### DIRECTIONS FOR THIS TASK
Copy the rows between the lines holding "- data-label: 38,9: [459, 65, 483, 79]" and "- data-point: [234, 554, 254, 570]", inclusive, reproducing each line verbatim.

### RECORDS FOR THIS EXERCISE
= = = = =

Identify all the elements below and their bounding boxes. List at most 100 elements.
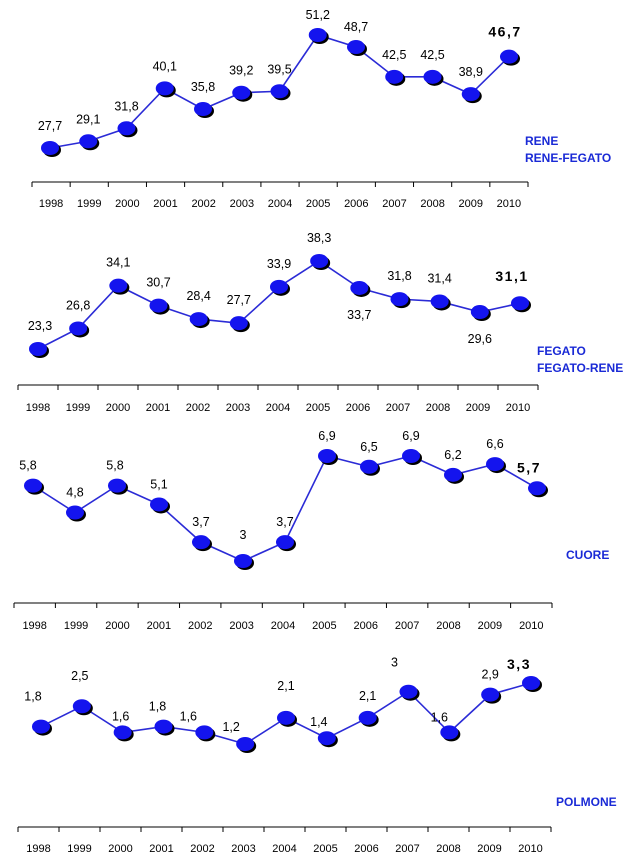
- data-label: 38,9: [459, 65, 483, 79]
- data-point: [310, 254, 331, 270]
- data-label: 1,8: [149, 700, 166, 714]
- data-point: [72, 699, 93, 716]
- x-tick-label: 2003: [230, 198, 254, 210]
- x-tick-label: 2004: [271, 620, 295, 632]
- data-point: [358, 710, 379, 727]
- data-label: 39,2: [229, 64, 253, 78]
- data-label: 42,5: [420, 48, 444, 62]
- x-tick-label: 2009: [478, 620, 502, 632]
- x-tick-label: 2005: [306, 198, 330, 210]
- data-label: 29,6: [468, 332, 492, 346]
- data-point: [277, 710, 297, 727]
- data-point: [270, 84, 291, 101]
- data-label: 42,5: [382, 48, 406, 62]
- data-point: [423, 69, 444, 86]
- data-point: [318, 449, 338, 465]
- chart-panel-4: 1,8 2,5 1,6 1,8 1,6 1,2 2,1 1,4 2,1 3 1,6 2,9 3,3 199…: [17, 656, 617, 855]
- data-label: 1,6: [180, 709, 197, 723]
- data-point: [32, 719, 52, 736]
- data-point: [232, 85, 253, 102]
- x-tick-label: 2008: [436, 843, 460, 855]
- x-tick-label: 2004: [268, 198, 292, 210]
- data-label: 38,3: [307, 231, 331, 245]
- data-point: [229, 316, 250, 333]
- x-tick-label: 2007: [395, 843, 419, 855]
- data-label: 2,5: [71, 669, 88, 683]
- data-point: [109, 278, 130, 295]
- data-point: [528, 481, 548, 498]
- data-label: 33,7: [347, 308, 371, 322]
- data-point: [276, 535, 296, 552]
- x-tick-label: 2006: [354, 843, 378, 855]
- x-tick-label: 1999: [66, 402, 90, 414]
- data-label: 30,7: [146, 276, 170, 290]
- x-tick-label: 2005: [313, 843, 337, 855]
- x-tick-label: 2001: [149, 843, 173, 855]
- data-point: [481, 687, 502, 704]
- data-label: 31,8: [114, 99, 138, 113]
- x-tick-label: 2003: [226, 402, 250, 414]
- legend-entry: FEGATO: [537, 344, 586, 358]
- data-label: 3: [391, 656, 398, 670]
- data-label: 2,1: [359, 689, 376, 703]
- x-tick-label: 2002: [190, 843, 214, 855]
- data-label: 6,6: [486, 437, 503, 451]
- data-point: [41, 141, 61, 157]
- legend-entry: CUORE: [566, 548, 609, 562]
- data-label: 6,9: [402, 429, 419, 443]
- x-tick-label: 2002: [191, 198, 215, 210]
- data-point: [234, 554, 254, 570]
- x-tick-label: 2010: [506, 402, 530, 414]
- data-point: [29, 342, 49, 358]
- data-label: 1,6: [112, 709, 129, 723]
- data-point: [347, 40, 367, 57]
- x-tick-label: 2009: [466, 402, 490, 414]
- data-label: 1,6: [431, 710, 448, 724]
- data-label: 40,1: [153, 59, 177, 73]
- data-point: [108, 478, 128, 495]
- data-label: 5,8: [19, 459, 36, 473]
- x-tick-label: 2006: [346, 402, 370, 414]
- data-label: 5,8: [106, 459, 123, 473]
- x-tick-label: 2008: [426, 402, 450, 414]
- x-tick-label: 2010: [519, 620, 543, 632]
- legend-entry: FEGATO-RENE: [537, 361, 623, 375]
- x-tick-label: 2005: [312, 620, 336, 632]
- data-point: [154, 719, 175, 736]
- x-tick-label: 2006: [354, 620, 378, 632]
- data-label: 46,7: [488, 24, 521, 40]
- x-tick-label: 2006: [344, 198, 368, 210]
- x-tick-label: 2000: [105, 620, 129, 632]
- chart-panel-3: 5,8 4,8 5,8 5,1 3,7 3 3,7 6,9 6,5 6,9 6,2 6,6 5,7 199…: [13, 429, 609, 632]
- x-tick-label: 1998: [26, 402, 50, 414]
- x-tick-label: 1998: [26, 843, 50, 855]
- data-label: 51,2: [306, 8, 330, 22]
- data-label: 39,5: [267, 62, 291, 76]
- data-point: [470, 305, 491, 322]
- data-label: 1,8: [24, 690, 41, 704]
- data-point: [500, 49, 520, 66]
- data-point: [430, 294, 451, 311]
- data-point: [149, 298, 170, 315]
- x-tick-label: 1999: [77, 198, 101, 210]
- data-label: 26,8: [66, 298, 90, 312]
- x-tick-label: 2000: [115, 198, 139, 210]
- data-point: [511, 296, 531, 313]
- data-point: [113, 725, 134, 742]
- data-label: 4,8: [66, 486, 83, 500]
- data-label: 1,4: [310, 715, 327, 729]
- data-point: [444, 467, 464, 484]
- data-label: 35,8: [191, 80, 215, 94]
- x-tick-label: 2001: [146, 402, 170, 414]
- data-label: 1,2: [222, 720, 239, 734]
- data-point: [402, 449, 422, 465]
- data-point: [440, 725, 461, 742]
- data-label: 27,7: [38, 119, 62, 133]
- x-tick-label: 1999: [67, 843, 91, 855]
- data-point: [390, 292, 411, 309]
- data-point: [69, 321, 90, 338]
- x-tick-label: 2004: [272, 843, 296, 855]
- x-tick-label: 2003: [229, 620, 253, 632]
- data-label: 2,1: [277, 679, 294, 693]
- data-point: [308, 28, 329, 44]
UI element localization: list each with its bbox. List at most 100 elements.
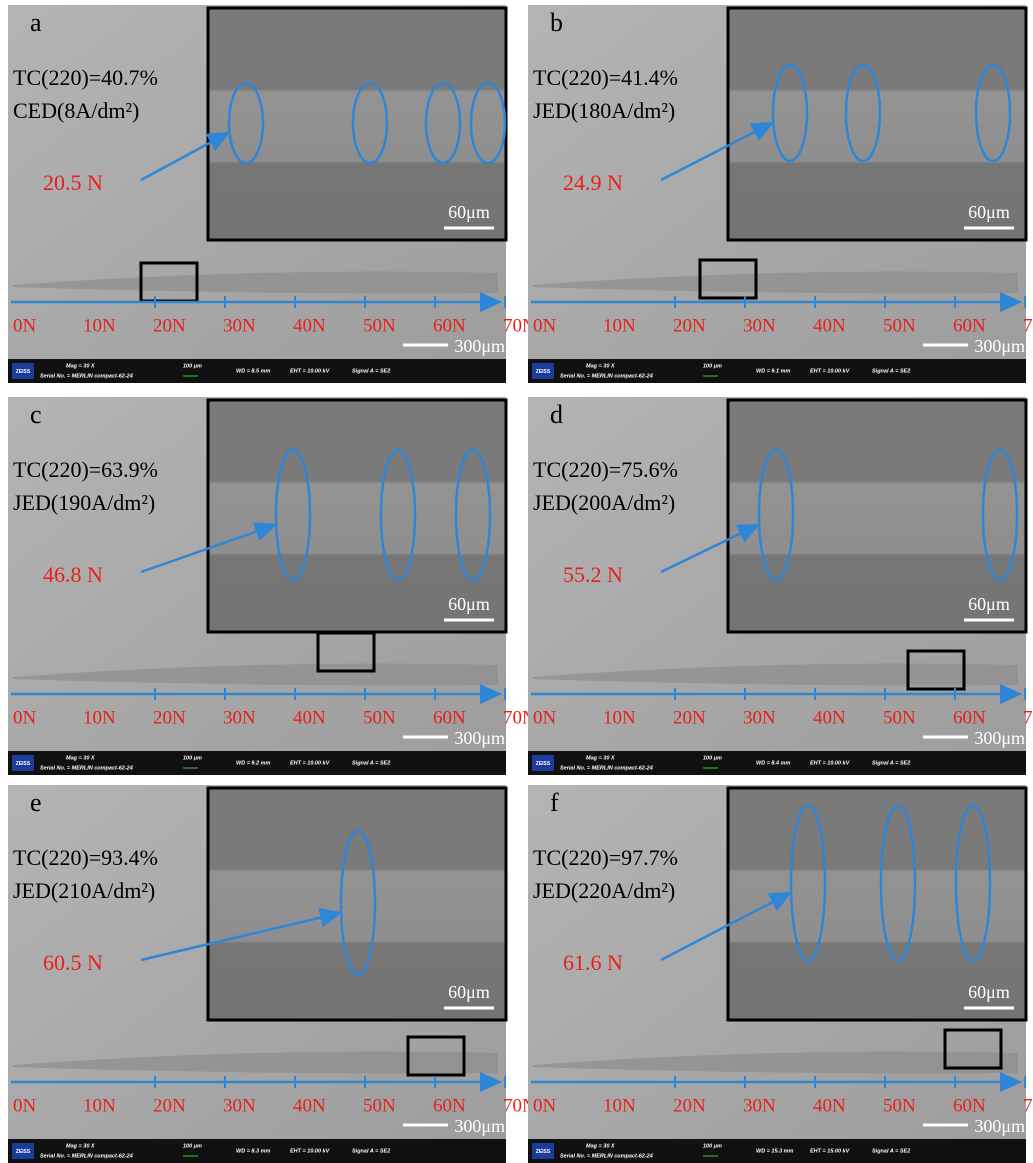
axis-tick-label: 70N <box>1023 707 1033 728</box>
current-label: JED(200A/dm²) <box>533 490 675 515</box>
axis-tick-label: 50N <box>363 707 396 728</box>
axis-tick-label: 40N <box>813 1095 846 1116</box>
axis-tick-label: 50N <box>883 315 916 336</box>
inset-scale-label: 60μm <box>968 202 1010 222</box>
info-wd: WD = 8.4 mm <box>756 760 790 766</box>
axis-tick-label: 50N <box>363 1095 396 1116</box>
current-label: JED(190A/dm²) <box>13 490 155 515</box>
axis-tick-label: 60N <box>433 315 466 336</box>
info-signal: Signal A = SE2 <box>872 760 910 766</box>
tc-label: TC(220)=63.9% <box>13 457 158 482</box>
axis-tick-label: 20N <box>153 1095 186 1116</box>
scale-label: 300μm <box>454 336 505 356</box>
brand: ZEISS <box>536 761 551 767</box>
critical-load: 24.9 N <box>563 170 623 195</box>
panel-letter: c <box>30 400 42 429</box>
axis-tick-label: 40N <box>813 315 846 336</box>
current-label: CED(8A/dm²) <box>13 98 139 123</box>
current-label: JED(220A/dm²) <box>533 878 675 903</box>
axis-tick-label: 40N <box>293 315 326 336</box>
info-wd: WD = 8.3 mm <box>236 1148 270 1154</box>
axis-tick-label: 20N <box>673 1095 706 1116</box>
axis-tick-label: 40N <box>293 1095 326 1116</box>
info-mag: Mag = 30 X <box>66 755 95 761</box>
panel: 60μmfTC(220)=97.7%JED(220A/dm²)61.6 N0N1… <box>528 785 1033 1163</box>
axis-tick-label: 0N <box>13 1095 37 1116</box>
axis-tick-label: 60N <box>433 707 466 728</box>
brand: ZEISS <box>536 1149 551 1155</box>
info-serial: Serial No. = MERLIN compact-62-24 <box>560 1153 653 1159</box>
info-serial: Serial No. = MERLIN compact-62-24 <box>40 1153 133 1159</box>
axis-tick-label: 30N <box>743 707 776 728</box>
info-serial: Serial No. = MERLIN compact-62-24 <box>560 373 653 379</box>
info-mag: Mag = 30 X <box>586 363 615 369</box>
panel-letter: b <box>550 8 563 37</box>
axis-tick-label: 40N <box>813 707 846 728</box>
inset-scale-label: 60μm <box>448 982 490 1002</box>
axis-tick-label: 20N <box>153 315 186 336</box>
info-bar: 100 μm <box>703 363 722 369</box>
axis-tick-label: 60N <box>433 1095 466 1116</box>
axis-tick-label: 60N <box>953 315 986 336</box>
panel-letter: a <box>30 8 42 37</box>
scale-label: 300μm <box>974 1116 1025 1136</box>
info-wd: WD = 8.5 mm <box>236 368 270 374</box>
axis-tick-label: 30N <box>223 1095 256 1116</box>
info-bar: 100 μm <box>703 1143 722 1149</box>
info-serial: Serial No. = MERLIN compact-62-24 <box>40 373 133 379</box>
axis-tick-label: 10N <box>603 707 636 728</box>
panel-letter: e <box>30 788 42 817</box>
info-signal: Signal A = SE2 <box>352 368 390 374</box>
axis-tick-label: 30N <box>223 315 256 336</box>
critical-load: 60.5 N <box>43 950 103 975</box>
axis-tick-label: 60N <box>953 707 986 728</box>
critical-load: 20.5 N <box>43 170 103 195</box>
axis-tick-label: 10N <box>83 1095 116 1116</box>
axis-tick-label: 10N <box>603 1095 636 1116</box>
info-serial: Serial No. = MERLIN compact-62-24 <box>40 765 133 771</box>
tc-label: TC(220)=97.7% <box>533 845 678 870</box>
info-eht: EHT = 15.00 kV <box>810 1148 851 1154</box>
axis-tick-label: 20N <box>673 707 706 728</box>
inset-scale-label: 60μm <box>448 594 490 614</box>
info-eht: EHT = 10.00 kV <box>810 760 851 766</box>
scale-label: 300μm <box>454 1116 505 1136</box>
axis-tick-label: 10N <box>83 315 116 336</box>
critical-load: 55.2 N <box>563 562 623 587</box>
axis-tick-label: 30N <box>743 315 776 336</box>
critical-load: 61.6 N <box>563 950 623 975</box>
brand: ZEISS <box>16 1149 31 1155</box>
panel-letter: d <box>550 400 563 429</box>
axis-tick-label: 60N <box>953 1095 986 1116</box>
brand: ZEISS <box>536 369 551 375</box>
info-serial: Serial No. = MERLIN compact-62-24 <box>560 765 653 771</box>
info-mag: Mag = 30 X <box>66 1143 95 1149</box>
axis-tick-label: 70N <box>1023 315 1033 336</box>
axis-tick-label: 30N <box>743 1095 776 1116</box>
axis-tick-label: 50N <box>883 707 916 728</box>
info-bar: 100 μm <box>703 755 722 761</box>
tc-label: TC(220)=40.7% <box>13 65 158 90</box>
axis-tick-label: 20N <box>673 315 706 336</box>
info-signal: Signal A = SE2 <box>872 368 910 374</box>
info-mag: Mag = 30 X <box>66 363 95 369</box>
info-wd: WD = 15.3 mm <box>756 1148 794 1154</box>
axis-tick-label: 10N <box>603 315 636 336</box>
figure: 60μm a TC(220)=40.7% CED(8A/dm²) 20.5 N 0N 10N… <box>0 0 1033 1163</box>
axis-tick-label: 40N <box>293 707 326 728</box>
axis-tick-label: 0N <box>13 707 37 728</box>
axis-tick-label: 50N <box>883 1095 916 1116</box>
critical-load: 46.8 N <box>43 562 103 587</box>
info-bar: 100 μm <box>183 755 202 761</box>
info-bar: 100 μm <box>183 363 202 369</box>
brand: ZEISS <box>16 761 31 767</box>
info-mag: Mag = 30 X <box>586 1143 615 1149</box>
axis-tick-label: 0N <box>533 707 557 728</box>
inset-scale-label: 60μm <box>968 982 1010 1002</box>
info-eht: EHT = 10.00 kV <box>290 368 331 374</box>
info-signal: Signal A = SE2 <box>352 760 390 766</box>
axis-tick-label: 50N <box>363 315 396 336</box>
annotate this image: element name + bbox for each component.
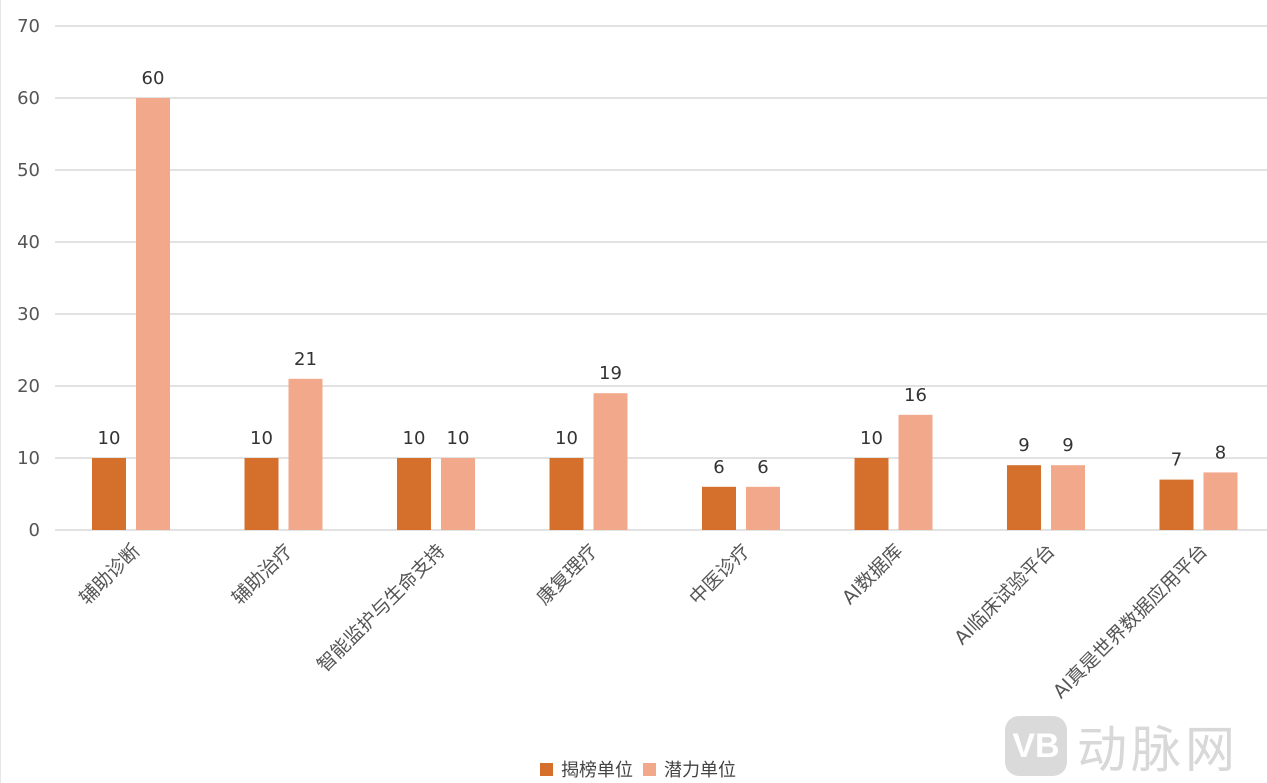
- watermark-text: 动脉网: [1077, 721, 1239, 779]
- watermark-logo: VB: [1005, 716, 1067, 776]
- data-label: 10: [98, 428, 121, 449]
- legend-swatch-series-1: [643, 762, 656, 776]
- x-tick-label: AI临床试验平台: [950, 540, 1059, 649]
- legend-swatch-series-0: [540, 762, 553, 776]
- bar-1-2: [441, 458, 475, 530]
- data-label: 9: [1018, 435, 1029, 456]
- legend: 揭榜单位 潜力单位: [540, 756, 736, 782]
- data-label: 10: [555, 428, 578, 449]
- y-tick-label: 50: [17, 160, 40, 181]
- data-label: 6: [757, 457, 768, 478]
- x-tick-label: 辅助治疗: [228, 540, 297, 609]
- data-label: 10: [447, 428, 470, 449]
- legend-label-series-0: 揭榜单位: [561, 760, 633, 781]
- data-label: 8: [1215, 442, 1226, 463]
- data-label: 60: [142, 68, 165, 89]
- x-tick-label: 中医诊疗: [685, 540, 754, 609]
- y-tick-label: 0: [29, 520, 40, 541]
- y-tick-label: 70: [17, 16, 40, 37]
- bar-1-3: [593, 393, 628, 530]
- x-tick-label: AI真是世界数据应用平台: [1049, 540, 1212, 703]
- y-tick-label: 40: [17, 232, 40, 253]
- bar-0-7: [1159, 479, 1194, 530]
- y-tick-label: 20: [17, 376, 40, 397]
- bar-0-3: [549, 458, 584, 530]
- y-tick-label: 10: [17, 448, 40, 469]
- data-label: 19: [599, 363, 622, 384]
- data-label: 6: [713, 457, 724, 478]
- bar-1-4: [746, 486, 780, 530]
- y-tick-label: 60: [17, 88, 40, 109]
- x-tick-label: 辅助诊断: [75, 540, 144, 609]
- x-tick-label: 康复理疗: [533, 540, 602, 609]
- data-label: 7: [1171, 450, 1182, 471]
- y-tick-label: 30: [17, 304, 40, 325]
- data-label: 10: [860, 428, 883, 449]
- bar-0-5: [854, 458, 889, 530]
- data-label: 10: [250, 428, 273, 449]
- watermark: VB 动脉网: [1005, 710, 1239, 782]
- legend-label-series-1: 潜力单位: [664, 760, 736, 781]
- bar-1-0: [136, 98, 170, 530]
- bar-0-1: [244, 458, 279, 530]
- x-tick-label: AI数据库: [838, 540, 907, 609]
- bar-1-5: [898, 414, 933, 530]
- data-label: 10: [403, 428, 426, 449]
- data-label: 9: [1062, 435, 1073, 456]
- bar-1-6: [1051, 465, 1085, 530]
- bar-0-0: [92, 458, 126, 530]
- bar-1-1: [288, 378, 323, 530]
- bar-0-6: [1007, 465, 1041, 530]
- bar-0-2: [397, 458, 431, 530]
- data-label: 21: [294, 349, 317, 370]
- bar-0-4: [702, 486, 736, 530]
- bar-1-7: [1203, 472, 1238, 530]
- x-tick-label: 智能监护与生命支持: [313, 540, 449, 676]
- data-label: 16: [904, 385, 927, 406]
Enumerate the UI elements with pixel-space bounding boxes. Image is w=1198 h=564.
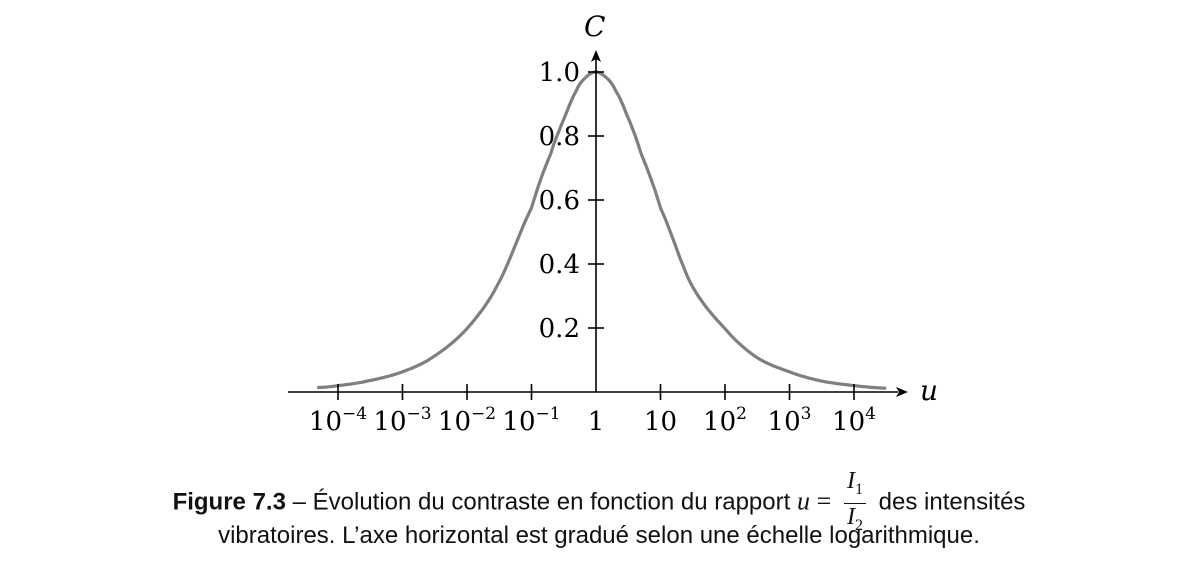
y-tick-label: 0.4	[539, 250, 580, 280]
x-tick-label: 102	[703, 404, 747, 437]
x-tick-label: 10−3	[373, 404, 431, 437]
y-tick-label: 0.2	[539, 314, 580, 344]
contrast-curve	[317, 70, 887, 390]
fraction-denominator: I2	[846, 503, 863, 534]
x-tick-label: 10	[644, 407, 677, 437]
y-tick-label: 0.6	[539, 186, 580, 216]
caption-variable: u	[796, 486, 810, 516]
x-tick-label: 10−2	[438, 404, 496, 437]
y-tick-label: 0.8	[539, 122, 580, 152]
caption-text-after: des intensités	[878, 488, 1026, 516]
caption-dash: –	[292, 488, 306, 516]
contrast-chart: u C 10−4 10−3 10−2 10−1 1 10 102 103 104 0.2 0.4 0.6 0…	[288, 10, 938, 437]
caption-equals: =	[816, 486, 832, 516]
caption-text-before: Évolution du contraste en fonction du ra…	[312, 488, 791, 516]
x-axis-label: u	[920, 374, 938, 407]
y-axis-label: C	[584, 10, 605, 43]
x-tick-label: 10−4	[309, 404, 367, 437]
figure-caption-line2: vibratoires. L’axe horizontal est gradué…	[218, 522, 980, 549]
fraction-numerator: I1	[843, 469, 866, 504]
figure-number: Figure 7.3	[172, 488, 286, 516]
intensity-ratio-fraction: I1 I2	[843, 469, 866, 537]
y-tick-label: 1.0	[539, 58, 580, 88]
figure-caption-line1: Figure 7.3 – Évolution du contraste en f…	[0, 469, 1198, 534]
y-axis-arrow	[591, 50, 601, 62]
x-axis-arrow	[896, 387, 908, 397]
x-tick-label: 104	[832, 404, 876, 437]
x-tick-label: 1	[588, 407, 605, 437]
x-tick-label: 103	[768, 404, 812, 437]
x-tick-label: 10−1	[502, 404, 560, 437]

= = = = =

### WORKED SOLUTION
- data-label: 38,9: [459, 65, 483, 79]
- data-point: [310, 254, 331, 270]
- data-label: 1,8: [149, 700, 166, 714]
- data-point: [72, 699, 93, 716]
- x-tick-label: 2003: [230, 198, 254, 210]
- x-tick-label: 2004: [271, 620, 295, 632]
- data-point: [358, 710, 379, 727]
- data-label: 39,2: [229, 64, 253, 78]
- data-label: 42,5: [420, 48, 444, 62]
- x-tick-label: 2009: [478, 620, 502, 632]
- x-tick-label: 2005: [306, 198, 330, 210]
- data-label: 29,6: [468, 332, 492, 346]
- data-point: [277, 710, 297, 727]
- data-point: [270, 84, 291, 101]
- data-label: 42,5: [382, 48, 406, 62]
- data-point: [423, 69, 444, 86]
- data-point: [318, 449, 338, 465]
- chart-panel-4: 1,8 2,5 1,6 1,8 1,6 1,2 2,1 1,4 2,1 3 1,6 2,9 3,3 199…: [17, 656, 617, 855]
- data-label: 1,6: [180, 709, 197, 723]
- data-point: [32, 719, 52, 736]
- data-point: [232, 85, 253, 102]
- x-tick-label: 2008: [436, 843, 460, 855]
- x-tick-label: 2004: [268, 198, 292, 210]
- data-label: 38,3: [307, 231, 331, 245]
- data-point: [229, 316, 250, 333]
- x-tick-label: 2007: [395, 843, 419, 855]
- data-label: 2,5: [71, 669, 88, 683]
- data-point: [109, 278, 130, 295]
- data-point: [528, 481, 548, 498]
- data-label: 33,7: [347, 308, 371, 322]
- data-point: [276, 535, 296, 552]
- x-tick-label: 2006: [354, 843, 378, 855]
- x-tick-label: 1999: [66, 402, 90, 414]
- data-label: 30,7: [146, 276, 170, 290]
- x-tick-label: 2005: [313, 843, 337, 855]
- x-tick-label: 2001: [149, 843, 173, 855]
- data-point: [481, 687, 502, 704]
- data-label: 31,8: [114, 99, 138, 113]
- x-tick-label: 2003: [226, 402, 250, 414]
- legend-entry: FEGATO: [537, 344, 586, 358]
- data-label: 3: [391, 656, 398, 670]
- data-label: 2,1: [359, 689, 376, 703]
- x-tick-label: 2002: [190, 843, 214, 855]
- data-label: 6,6: [486, 437, 503, 451]
- data-point: [41, 141, 61, 157]
- legend-entry: CUORE: [566, 548, 609, 562]
- data-label: 6,9: [402, 429, 419, 443]
- x-tick-label: 2002: [191, 198, 215, 210]
- data-point: [234, 554, 254, 570]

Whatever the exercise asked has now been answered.